_Exercise directions_
Print the entries in full, word for word, but not the pictures.

[START]

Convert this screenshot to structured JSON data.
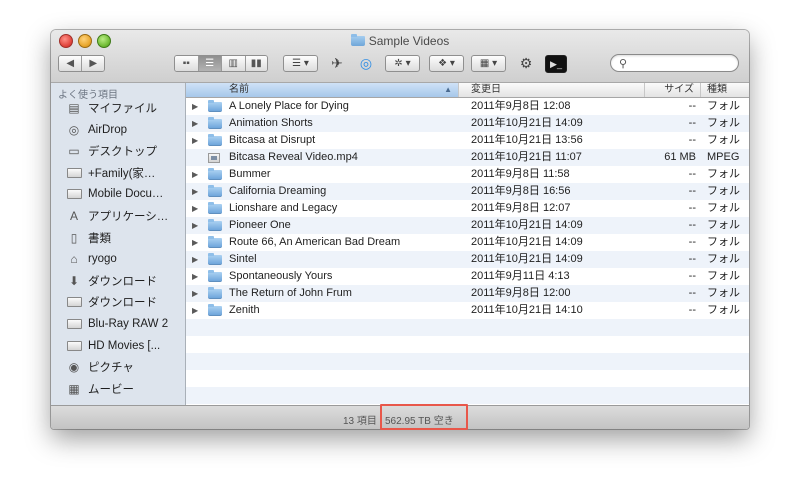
{
  "window": {
    "title": "Sample Videos"
  },
  "toolbar": {
    "back_icon": "chevron-left-icon",
    "forward_icon": "chevron-right-icon",
    "view_modes": [
      "icon-view",
      "list-view",
      "column-view",
      "coverflow-view"
    ],
    "active_view": "list-view",
    "search": {
      "placeholder": "",
      "value": ""
    }
  },
  "sidebar": {
    "section_label": "よく使う項目",
    "items": [
      {
        "label": "マイファイル",
        "icon": "all-my-files-icon"
      },
      {
        "label": "AirDrop",
        "icon": "airdrop-icon"
      },
      {
        "label": "デスクトップ",
        "icon": "desktop-icon"
      },
      {
        "label": "+Family(家…",
        "icon": "folder-icon"
      },
      {
        "label": "Mobile Docu…",
        "icon": "folder-icon"
      },
      {
        "label": "アプリケーシ…",
        "icon": "applications-icon"
      },
      {
        "label": "書類",
        "icon": "documents-icon"
      },
      {
        "label": "ryogo",
        "icon": "home-icon"
      },
      {
        "label": "ダウンロード",
        "icon": "downloads-icon"
      },
      {
        "label": "ダウンロード",
        "icon": "folder-icon"
      },
      {
        "label": "Blu-Ray RAW 2",
        "icon": "folder-icon"
      },
      {
        "label": "HD Movies [...",
        "icon": "folder-icon"
      },
      {
        "label": "ピクチャ",
        "icon": "pictures-icon"
      },
      {
        "label": "ムービー",
        "icon": "movies-icon"
      }
    ]
  },
  "columns": {
    "name": "名前",
    "date": "変更日",
    "size": "サイズ",
    "kind": "種類"
  },
  "files": [
    {
      "name": "A Lonely Place for Dying",
      "date": "2011年9月8日 12:08",
      "size": "--",
      "kind": "フォル",
      "type": "folder"
    },
    {
      "name": "Animation Shorts",
      "date": "2011年10月21日 14:09",
      "size": "--",
      "kind": "フォル",
      "type": "folder"
    },
    {
      "name": "Bitcasa at Disrupt",
      "date": "2011年10月21日 13:56",
      "size": "--",
      "kind": "フォル",
      "type": "folder"
    },
    {
      "name": "Bitcasa Reveal Video.mp4",
      "date": "2011年10月21日 11:07",
      "size": "61 MB",
      "kind": "MPEG",
      "type": "video"
    },
    {
      "name": "Bummer",
      "date": "2011年9月8日 11:58",
      "size": "--",
      "kind": "フォル",
      "type": "folder"
    },
    {
      "name": "California Dreaming",
      "date": "2011年9月8日 16:56",
      "size": "--",
      "kind": "フォル",
      "type": "folder"
    },
    {
      "name": "Lionshare and Legacy",
      "date": "2011年9月8日 12:07",
      "size": "--",
      "kind": "フォル",
      "type": "folder"
    },
    {
      "name": "Pioneer One",
      "date": "2011年10月21日 14:09",
      "size": "--",
      "kind": "フォル",
      "type": "folder"
    },
    {
      "name": "Route 66, An American Bad Dream",
      "date": "2011年10月21日 14:09",
      "size": "--",
      "kind": "フォル",
      "type": "folder"
    },
    {
      "name": "Sintel",
      "date": "2011年10月21日 14:09",
      "size": "--",
      "kind": "フォル",
      "type": "folder"
    },
    {
      "name": "Spontaneously Yours",
      "date": "2011年9月11日 4:13",
      "size": "--",
      "kind": "フォル",
      "type": "folder"
    },
    {
      "name": "The Return of John Frum",
      "date": "2011年9月8日 12:00",
      "size": "--",
      "kind": "フォル",
      "type": "folder"
    },
    {
      "name": "Zenith",
      "date": "2011年10月21日 14:10",
      "size": "--",
      "kind": "フォル",
      "type": "folder"
    }
  ],
  "status": {
    "count": "13 項目",
    "free_space": "562.95 TB 空き"
  },
  "colors": {
    "highlight": "#e8574a",
    "sidebar_bg": "#dde4ed",
    "row_alt": "#eef3fa",
    "header_selected": "#a6c7ea"
  }
}
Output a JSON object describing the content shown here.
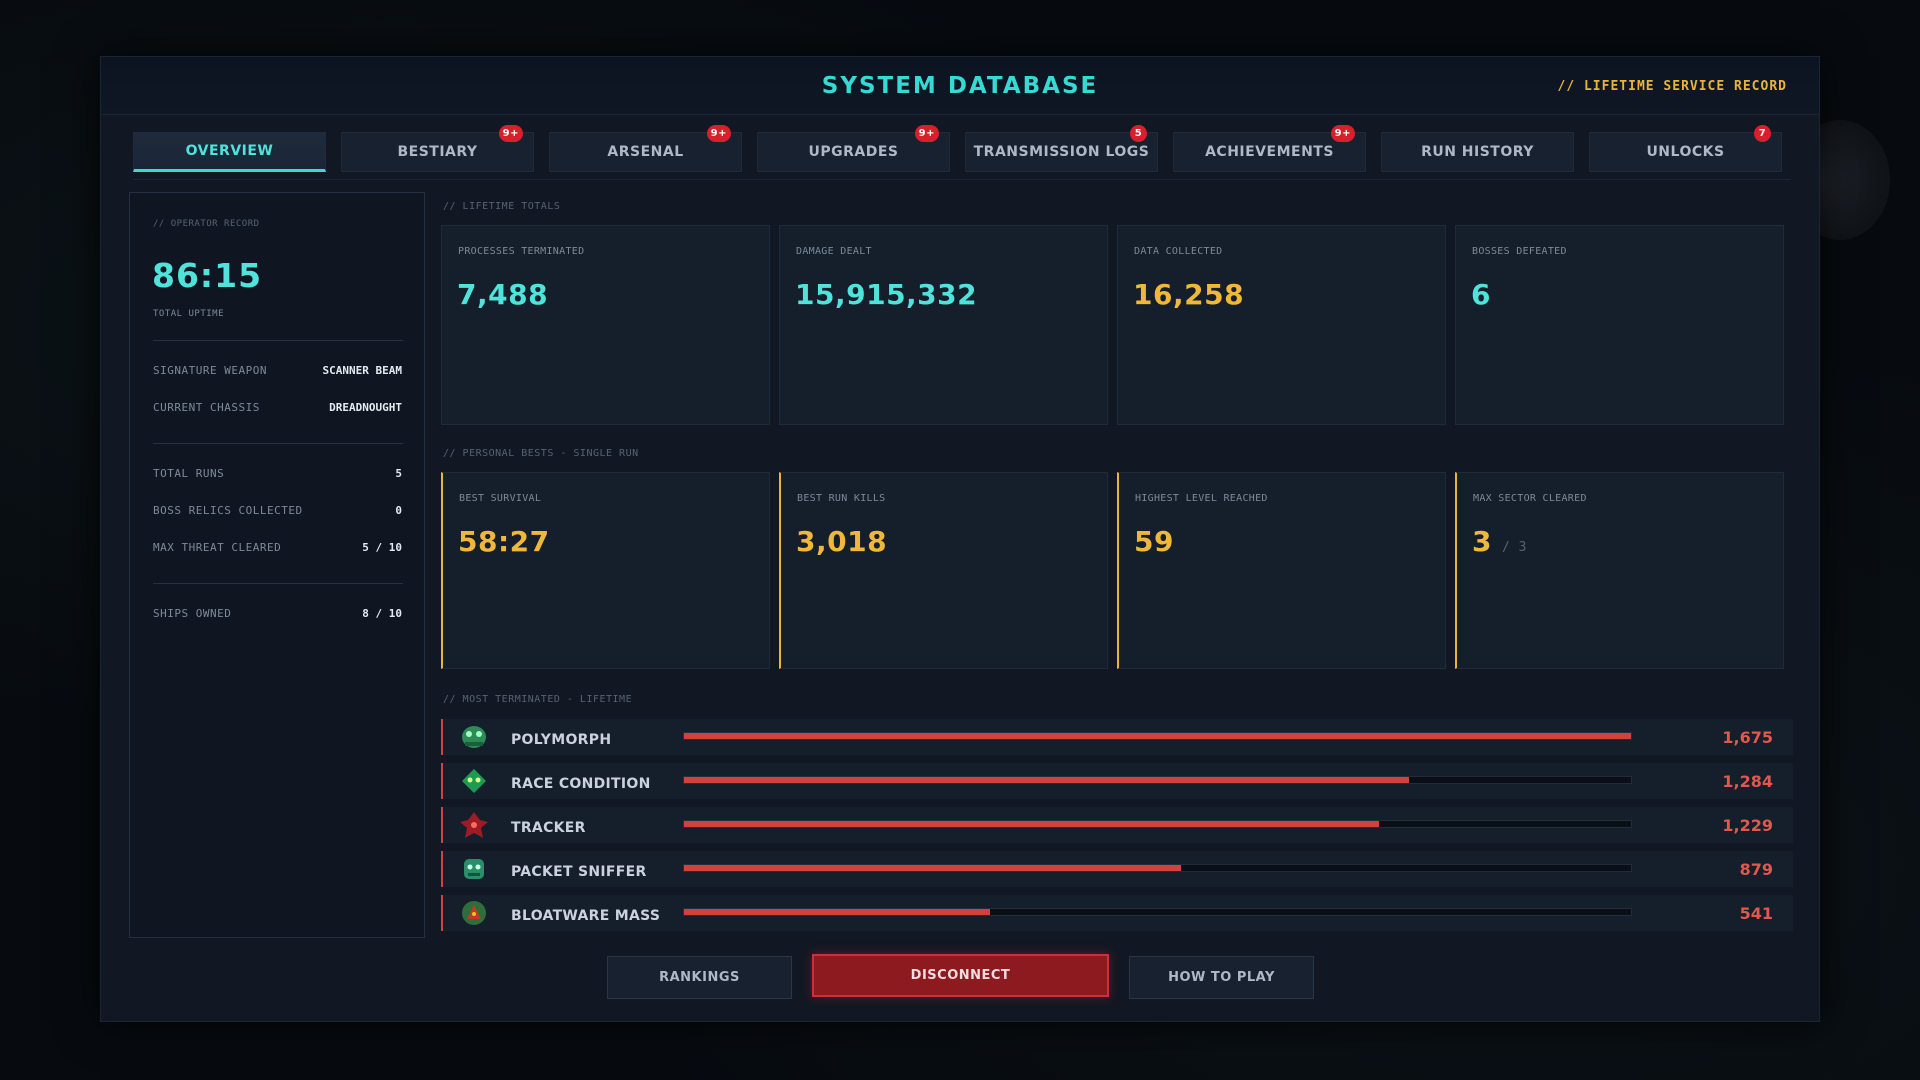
{
  "header": {
    "title": "SYSTEM DATABASE",
    "subtitle": "// LIFETIME SERVICE RECORD"
  },
  "tabs": [
    {
      "label": "OVERVIEW",
      "badge": "",
      "active": true
    },
    {
      "label": "BESTIARY",
      "badge": "9+"
    },
    {
      "label": "ARSENAL",
      "badge": "9+"
    },
    {
      "label": "UPGRADES",
      "badge": "9+"
    },
    {
      "label": "TRANSMISSION LOGS",
      "badge": "5"
    },
    {
      "label": "ACHIEVEMENTS",
      "badge": "9+"
    },
    {
      "label": "RUN HISTORY",
      "badge": ""
    },
    {
      "label": "UNLOCKS",
      "badge": "7"
    }
  ],
  "operator": {
    "section": "// OPERATOR RECORD",
    "uptime": "86:15",
    "uptime_label": "TOTAL UPTIME",
    "rows": [
      {
        "label": "SIGNATURE WEAPON",
        "value": "SCANNER BEAM"
      },
      {
        "label": "CURRENT CHASSIS",
        "value": "DREADNOUGHT"
      },
      {
        "label": "TOTAL RUNS",
        "value": "5"
      },
      {
        "label": "BOSS RELICS COLLECTED",
        "value": "0"
      },
      {
        "label": "MAX THREAT CLEARED",
        "value": "5 / 10"
      },
      {
        "label": "SHIPS OWNED",
        "value": "8 / 10"
      }
    ]
  },
  "lifetime": {
    "section": "// LIFETIME TOTALS",
    "cards": [
      {
        "label": "PROCESSES TERMINATED",
        "value": "7,488",
        "color": "#4fe3dc"
      },
      {
        "label": "DAMAGE DEALT",
        "value": "15,915,332",
        "color": "#4fe3dc"
      },
      {
        "label": "DATA COLLECTED",
        "value": "16,258",
        "color": "#f0b83a"
      },
      {
        "label": "BOSSES DEFEATED",
        "value": "6",
        "color": "#4fe3dc"
      }
    ]
  },
  "bests": {
    "section": "// PERSONAL BESTS - SINGLE RUN",
    "cards": [
      {
        "label": "BEST SURVIVAL",
        "value": "58:27",
        "sub": ""
      },
      {
        "label": "BEST RUN KILLS",
        "value": "3,018",
        "sub": ""
      },
      {
        "label": "HIGHEST LEVEL REACHED",
        "value": "59",
        "sub": ""
      },
      {
        "label": "MAX SECTOR CLEARED",
        "value": "3",
        "sub": "/ 3"
      }
    ]
  },
  "most_terminated": {
    "section": "// MOST TERMINATED - LIFETIME",
    "rows": [
      {
        "name": "POLYMORPH",
        "count": "1,675",
        "fraction": 1.0,
        "icon": "polymorph-icon"
      },
      {
        "name": "RACE CONDITION",
        "count": "1,284",
        "fraction": 0.766,
        "icon": "race-condition-icon"
      },
      {
        "name": "TRACKER",
        "count": "1,229",
        "fraction": 0.734,
        "icon": "tracker-icon"
      },
      {
        "name": "PACKET SNIFFER",
        "count": "879",
        "fraction": 0.525,
        "icon": "packet-sniffer-icon"
      },
      {
        "name": "BLOATWARE MASS",
        "count": "541",
        "fraction": 0.323,
        "icon": "bloatware-mass-icon"
      }
    ]
  },
  "buttons": {
    "rankings": "RANKINGS",
    "disconnect": "DISCONNECT",
    "how_to_play": "HOW TO PLAY"
  },
  "colors": {
    "accent": "#36d9d4",
    "gold": "#e8b43a",
    "danger": "#d0423b"
  }
}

[END]

_Full response_
Convert this screenshot to structured JSON data.
{
  "window": {
    "title": "Sample Videos"
  },
  "toolbar": {
    "back_icon": "chevron-left-icon",
    "forward_icon": "chevron-right-icon",
    "view_modes": [
      "icon-view",
      "list-view",
      "column-view",
      "coverflow-view"
    ],
    "active_view": "list-view",
    "search": {
      "placeholder": "",
      "value": ""
    }
  },
  "sidebar": {
    "section_label": "よく使う項目",
    "items": [
      {
        "label": "マイファイル",
        "icon": "all-my-files-icon"
      },
      {
        "label": "AirDrop",
        "icon": "airdrop-icon"
      },
      {
        "label": "デスクトップ",
        "icon": "desktop-icon"
      },
      {
        "label": "+Family(家…",
        "icon": "folder-icon"
      },
      {
        "label": "Mobile Docu…",
        "icon": "folder-icon"
      },
      {
        "label": "アプリケーシ…",
        "icon": "applications-icon"
      },
      {
        "label": "書類",
        "icon": "documents-icon"
      },
      {
        "label": "ryogo",
        "icon": "home-icon"
      },
      {
        "label": "ダウンロード",
        "icon": "downloads-icon"
      },
      {
        "label": "ダウンロード",
        "icon": "folder-icon"
      },
      {
        "label": "Blu-Ray RAW 2",
        "icon": "folder-icon"
      },
      {
        "label": "HD Movies [...",
        "icon": "folder-icon"
      },
      {
        "label": "ピクチャ",
        "icon": "pictures-icon"
      },
      {
        "label": "ムービー",
        "icon": "movies-icon"
      }
    ]
  },
  "columns": {
    "name": "名前",
    "date": "変更日",
    "size": "サイズ",
    "kind": "種類"
  },
  "files": [
    {
      "name": "A Lonely Place for Dying",
      "date": "2011年9月8日 12:08",
      "size": "--",
      "kind": "フォル",
      "type": "folder"
    },
    {
      "name": "Animation Shorts",
      "date": "2011年10月21日 14:09",
      "size": "--",
      "kind": "フォル",
      "type": "folder"
    },
    {
      "name": "Bitcasa at Disrupt",
      "date": "2011年10月21日 13:56",
      "size": "--",
      "kind": "フォル",
      "type": "folder"
    },
    {
      "name": "Bitcasa Reveal Video.mp4",
      "date": "2011年10月21日 11:07",
      "size": "61 MB",
      "kind": "MPEG",
      "type": "video"
    },
    {
      "name": "Bummer",
      "date": "2011年9月8日 11:58",
      "size": "--",
      "kind": "フォル",
      "type": "folder"
    },
    {
      "name": "California Dreaming",
      "date": "2011年9月8日 16:56",
      "size": "--",
      "kind": "フォル",
      "type": "folder"
    },
    {
      "name": "Lionshare and Legacy",
      "date": "2011年9月8日 12:07",
      "size": "--",
      "kind": "フォル",
      "type": "folder"
    },
    {
      "name": "Pioneer One",
      "date": "2011年10月21日 14:09",
      "size": "--",
      "kind": "フォル",
      "type": "folder"
    },
    {
      "name": "Route 66, An American Bad Dream",
      "date": "2011年10月21日 14:09",
      "size": "--",
      "kind": "フォル",
      "type": "folder"
    },
    {
      "name": "Sintel",
      "date": "2011年10月21日 14:09",
      "size": "--",
      "kind": "フォル",
      "type": "folder"
    },
    {
      "name": "Spontaneously Yours",
      "date": "2011年9月11日 4:13",
      "size": "--",
      "kind": "フォル",
      "type": "folder"
    },
    {
      "name": "The Return of John Frum",
      "date": "2011年9月8日 12:00",
      "size": "--",
      "kind": "フォル",
      "type": "folder"
    },
    {
      "name": "Zenith",
      "date": "2011年10月21日 14:10",
      "size": "--",
      "kind": "フォル",
      "type": "folder"
    }
  ],
  "status": {
    "count": "13 項目",
    "free_space": "562.95 TB 空き"
  },
  "colors": {
    "highlight": "#e8574a",
    "sidebar_bg": "#dde4ed",
    "row_alt": "#eef3fa",
    "header_selected": "#a6c7ea"
  }
}
Output a JSON object describing the content shown here.
{
  "header": {
    "title": "SYSTEM DATABASE",
    "subtitle": "// LIFETIME SERVICE RECORD"
  },
  "tabs": [
    {
      "label": "OVERVIEW",
      "badge": "",
      "active": true
    },
    {
      "label": "BESTIARY",
      "badge": "9+"
    },
    {
      "label": "ARSENAL",
      "badge": "9+"
    },
    {
      "label": "UPGRADES",
      "badge": "9+"
    },
    {
      "label": "TRANSMISSION LOGS",
      "badge": "5"
    },
    {
      "label": "ACHIEVEMENTS",
      "badge": "9+"
    },
    {
      "label": "RUN HISTORY",
      "badge": ""
    },
    {
      "label": "UNLOCKS",
      "badge": "7"
    }
  ],
  "operator": {
    "section": "// OPERATOR RECORD",
    "uptime": "86:15",
    "uptime_label": "TOTAL UPTIME",
    "rows": [
      {
        "label": "SIGNATURE WEAPON",
        "value": "SCANNER BEAM"
      },
      {
        "label": "CURRENT CHASSIS",
        "value": "DREADNOUGHT"
      },
      {
        "label": "TOTAL RUNS",
        "value": "5"
      },
      {
        "label": "BOSS RELICS COLLECTED",
        "value": "0"
      },
      {
        "label": "MAX THREAT CLEARED",
        "value": "5 / 10"
      },
      {
        "label": "SHIPS OWNED",
        "value": "8 / 10"
      }
    ]
  },
  "lifetime": {
    "section": "// LIFETIME TOTALS",
    "cards": [
      {
        "label": "PROCESSES TERMINATED",
        "value": "7,488",
        "color": "#4fe3dc"
      },
      {
        "label": "DAMAGE DEALT",
        "value": "15,915,332",
        "color": "#4fe3dc"
      },
      {
        "label": "DATA COLLECTED",
        "value": "16,258",
        "color": "#f0b83a"
      },
      {
        "label": "BOSSES DEFEATED",
        "value": "6",
        "color": "#4fe3dc"
      }
    ]
  },
  "bests": {
    "section": "// PERSONAL BESTS - SINGLE RUN",
    "cards": [
      {
        "label": "BEST SURVIVAL",
        "value": "58:27",
        "sub": ""
      },
      {
        "label": "BEST RUN KILLS",
        "value": "3,018",
        "sub": ""
      },
      {
        "label": "HIGHEST LEVEL REACHED",
        "value": "59",
        "sub": ""
      },
      {
        "label": "MAX SECTOR CLEARED",
        "value": "3",
        "sub": "/ 3"
      }
    ]
  },
  "most_terminated": {
    "section": "// MOST TERMINATED - LIFETIME",
    "rows": [
      {
        "name": "POLYMORPH",
        "count": "1,675",
        "fraction": 1.0,
        "icon": "polymorph-icon"
      },
      {
        "name": "RACE CONDITION",
        "count": "1,284",
        "fraction": 0.766,
        "icon": "race-condition-icon"
      },
      {
        "name": "TRACKER",
        "count": "1,229",
        "fraction": 0.734,
        "icon": "tracker-icon"
      },
      {
        "name": "PACKET SNIFFER",
        "count": "879",
        "fraction": 0.525,
        "icon": "packet-sniffer-icon"
      },
      {
        "name": "BLOATWARE MASS",
        "count": "541",
        "fraction": 0.323,
        "icon": "bloatware-mass-icon"
      }
    ]
  },
  "buttons": {
    "rankings": "RANKINGS",
    "disconnect": "DISCONNECT",
    "how_to_play": "HOW TO PLAY"
  },
  "colors": {
    "accent": "#36d9d4",
    "gold": "#e8b43a",
    "danger": "#d0423b"
  }
}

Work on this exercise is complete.